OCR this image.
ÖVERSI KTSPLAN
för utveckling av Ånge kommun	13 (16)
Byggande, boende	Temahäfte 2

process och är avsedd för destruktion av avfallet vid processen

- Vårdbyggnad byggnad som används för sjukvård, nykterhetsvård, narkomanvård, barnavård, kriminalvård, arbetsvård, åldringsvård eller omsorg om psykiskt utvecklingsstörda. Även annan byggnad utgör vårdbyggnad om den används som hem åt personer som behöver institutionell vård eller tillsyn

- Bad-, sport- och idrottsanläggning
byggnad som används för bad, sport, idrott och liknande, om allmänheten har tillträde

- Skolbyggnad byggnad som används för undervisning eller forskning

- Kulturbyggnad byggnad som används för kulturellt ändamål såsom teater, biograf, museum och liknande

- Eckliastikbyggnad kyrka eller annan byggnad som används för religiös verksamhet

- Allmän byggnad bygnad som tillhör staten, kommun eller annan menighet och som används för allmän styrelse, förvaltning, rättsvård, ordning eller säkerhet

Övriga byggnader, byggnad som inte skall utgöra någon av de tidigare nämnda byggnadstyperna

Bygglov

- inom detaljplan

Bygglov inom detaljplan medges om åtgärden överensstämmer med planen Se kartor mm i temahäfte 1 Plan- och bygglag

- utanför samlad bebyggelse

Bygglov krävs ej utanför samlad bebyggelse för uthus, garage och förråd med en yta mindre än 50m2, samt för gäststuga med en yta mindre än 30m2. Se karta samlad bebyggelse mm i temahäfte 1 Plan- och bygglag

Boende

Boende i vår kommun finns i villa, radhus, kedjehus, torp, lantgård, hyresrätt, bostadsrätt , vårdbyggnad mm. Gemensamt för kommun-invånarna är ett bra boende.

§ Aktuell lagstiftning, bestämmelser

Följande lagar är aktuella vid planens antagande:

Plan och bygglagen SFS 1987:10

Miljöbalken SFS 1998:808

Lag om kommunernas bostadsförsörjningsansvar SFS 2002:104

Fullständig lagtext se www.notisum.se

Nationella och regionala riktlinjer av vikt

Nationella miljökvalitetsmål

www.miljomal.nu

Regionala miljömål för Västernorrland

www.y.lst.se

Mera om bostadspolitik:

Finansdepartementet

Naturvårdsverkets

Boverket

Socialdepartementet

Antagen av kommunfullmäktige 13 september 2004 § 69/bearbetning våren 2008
* * *
## AIM OF THE TASK
Copy out the whole listing exactly as written.

## RESULT OF THIS EXERCISE
OCR this image.
ÖVERSI KTSPLAN
för utveckling av Ånge kommun	13 (16)
Byggande, boende	Temahäfte 2

process och är avsedd för destruktion av avfallet vid processen

- Vårdbyggnad byggnad som används för sjukvård, nykterhetsvård, narkomanvård, barnavård, kriminalvård, arbetsvård, åldringsvård eller omsorg om psykiskt utvecklingsstörda. Även annan byggnad utgör vårdbyggnad om den används som hem åt personer som behöver institutionell vård eller tillsyn

- Bad-, sport- och idrottsanläggning
byggnad som används för bad, sport, idrott och liknande, om allmänheten har tillträde

- Skolbyggnad byggnad som används för undervisning eller forskning

- Kulturbyggnad byggnad som används för kulturellt ändamål såsom teater, biograf, museum och liknande

- Eckliastikbyggnad kyrka eller annan byggnad som används för religiös verksamhet

- Allmän byggnad bygnad som tillhör staten, kommun eller annan menighet och som används för allmän styrelse, förvaltning, rättsvård, ordning eller säkerhet

Övriga byggnader, byggnad som inte skall utgöra någon av de tidigare nämnda byggnadstyperna

Bygglov

- inom detaljplan

Bygglov inom detaljplan medges om åtgärden överensstämmer med planen Se kartor mm i temahäfte 1 Plan- och bygglag

- utanför samlad bebyggelse

Bygglov krävs ej utanför samlad bebyggelse för uthus, garage och förråd med en yta mindre än 50m2, samt för gäststuga med en yta mindre än 30m2. Se karta samlad bebyggelse mm i temahäfte 1 Plan- och bygglag

Boende

Boende i vår kommun finns i villa, radhus, kedjehus, torp, lantgård, hyresrätt, bostadsrätt , vårdbyggnad mm. Gemensamt för kommun-invånarna är ett bra boende.

§ Aktuell lagstiftning, bestämmelser

Följande lagar är aktuella vid planens antagande:

Plan och bygglagen SFS 1987:10

Miljöbalken SFS 1998:808

Lag om kommunernas bostadsförsörjningsansvar SFS 2002:104

Fullständig lagtext se www.notisum.se

Nationella och regionala riktlinjer av vikt

Nationella miljökvalitetsmål

www.miljomal.nu

Regionala miljömål för Västernorrland

www.y.lst.se

Mera om bostadspolitik:

Finansdepartementet

Naturvårdsverkets

Boverket

Socialdepartementet

Antagen av kommunfullmäktige 13 september 2004 § 69/bearbetning våren 2008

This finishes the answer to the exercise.